**What is required**
Please write the data out once more, exactly as it is given.

**Information given**
# # #

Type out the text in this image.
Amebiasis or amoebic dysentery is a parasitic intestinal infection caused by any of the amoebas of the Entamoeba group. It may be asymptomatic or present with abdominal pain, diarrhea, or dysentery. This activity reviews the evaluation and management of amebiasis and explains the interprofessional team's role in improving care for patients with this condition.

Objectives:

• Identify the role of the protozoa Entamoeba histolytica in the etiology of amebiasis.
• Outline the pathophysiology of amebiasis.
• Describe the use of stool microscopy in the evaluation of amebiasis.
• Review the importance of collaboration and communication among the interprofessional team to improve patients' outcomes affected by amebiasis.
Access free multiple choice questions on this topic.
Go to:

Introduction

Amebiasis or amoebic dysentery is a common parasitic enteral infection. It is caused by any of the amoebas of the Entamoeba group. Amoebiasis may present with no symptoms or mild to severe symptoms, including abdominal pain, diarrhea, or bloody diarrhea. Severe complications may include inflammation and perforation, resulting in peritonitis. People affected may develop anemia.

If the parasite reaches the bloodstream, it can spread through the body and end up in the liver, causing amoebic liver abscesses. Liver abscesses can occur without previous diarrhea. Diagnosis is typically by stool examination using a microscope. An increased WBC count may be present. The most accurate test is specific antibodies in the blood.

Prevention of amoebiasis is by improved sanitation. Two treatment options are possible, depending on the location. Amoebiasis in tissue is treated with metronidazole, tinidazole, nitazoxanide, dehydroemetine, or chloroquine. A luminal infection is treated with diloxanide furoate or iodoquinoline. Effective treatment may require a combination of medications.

# # #

**Finished exercise**
Type out the text in this image.
Amebiasis or amoebic dysentery is a parasitic intestinal infection caused by any of the amoebas of the Entamoeba group. It may be asymptomatic or present with abdominal pain, diarrhea, or dysentery. This activity reviews the evaluation and management of amebiasis and explains the interprofessional team's role in improving care for patients with this condition.

Objectives:

• Identify the role of the protozoa Entamoeba histolytica in the etiology of amebiasis.
• Outline the pathophysiology of amebiasis.
• Describe the use of stool microscopy in the evaluation of amebiasis.
• Review the importance of collaboration and communication among the interprofessional team to improve patients' outcomes affected by amebiasis.
Access free multiple choice questions on this topic.
Go to:

Introduction

Amebiasis or amoebic dysentery is a common parasitic enteral infection. It is caused by any of the amoebas of the Entamoeba group. Amoebiasis may present with no symptoms or mild to severe symptoms, including abdominal pain, diarrhea, or bloody diarrhea. Severe complications may include inflammation and perforation, resulting in peritonitis. People affected may develop anemia.

If the parasite reaches the bloodstream, it can spread through the body and end up in the liver, causing amoebic liver abscesses. Liver abscesses can occur without previous diarrhea. Diagnosis is typically by stool examination using a microscope. An increased WBC count may be present. The most accurate test is specific antibodies in the blood.

Prevention of amoebiasis is by improved sanitation. Two treatment options are possible, depending on the location. Amoebiasis in tissue is treated with metronidazole, tinidazole, nitazoxanide, dehydroemetine, or chloroquine. A luminal infection is treated with diloxanide furoate or iodoquinoline. Effective treatment may require a combination of medications.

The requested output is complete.